* Aim of the task: Read the entries below and pull out each line with the string "HashSetTest".

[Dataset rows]
- - - - - - -

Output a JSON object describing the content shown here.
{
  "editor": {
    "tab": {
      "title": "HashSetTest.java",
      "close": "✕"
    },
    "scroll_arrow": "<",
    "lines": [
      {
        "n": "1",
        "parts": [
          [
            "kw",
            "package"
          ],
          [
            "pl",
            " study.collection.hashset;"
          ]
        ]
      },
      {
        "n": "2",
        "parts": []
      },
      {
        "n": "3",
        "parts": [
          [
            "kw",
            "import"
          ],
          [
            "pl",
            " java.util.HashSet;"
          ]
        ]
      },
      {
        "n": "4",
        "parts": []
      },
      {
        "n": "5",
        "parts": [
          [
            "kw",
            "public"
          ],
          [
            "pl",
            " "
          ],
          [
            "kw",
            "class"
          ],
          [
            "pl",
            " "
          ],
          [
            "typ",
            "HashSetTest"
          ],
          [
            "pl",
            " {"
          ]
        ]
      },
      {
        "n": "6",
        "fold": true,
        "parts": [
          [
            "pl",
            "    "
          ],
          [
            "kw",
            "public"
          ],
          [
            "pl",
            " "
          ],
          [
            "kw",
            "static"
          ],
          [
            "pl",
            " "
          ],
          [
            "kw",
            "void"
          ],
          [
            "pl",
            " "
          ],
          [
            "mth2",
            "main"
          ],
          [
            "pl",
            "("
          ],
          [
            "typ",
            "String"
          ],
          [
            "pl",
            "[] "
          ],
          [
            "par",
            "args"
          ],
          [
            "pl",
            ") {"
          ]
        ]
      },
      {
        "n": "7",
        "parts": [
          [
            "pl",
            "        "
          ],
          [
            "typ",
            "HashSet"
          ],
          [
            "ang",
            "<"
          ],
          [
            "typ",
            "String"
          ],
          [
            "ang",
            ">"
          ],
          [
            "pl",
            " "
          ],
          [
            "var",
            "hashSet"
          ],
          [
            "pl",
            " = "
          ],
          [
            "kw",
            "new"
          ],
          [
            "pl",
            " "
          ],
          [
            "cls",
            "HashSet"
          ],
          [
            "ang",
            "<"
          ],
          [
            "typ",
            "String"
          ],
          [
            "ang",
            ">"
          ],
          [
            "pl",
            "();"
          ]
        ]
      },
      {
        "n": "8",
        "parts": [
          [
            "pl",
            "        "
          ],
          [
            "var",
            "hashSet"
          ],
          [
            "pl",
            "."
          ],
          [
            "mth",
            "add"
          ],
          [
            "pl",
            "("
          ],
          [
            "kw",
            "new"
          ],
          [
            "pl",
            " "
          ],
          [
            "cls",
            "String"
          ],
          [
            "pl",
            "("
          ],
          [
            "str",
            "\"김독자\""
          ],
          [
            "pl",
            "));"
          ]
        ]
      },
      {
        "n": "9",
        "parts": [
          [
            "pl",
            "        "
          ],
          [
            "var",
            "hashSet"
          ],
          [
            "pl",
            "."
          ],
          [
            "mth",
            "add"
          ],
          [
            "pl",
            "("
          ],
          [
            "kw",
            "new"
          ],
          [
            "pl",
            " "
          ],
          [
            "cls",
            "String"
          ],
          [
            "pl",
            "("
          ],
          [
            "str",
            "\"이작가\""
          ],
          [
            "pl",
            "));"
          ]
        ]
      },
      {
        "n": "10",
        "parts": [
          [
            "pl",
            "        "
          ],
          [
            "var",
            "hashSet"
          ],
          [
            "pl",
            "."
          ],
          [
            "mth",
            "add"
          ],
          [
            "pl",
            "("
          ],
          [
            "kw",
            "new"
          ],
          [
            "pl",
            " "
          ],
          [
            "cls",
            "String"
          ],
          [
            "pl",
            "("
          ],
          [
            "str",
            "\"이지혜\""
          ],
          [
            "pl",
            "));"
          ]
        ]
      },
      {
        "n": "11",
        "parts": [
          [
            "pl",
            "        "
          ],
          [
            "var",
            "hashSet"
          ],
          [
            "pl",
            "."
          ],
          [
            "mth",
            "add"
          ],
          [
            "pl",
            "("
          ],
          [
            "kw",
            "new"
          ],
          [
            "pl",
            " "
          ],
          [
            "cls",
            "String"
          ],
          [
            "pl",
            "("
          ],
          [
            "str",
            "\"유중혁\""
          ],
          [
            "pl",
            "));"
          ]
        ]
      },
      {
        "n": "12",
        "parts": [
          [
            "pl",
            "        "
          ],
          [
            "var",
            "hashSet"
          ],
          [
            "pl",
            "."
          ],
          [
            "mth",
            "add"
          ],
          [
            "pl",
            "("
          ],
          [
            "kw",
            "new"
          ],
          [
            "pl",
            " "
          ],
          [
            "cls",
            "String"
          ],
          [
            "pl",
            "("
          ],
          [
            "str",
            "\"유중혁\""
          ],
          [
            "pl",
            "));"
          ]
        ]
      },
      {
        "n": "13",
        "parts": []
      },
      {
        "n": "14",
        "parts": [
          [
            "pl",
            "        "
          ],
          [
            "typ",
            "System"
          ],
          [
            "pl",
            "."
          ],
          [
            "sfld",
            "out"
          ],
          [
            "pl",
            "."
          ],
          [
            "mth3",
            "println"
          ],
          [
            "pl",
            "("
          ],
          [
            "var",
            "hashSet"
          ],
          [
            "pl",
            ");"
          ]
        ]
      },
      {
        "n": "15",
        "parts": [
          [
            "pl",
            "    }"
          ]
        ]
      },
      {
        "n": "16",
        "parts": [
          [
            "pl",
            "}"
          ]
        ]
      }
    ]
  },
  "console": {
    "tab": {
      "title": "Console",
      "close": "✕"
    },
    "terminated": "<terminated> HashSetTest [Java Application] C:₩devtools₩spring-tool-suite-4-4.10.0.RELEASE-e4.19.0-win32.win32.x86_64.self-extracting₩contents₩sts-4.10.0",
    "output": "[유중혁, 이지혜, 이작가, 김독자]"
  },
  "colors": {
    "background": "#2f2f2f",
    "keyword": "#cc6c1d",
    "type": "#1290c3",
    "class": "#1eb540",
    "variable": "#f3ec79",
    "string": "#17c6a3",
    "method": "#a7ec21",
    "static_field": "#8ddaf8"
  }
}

- - - - - - -

* Exercise output:
      "title": "HashSetTest.java",
            "HashSetTest"
    "terminated": "<terminated> HashSetTest [Java Application] C:₩devtools₩spring-tool-suite-4-4.10.0.RELEASE-e4.19.0-win32.win32.x86_64.self-extracting₩contents₩sts-4.10.0",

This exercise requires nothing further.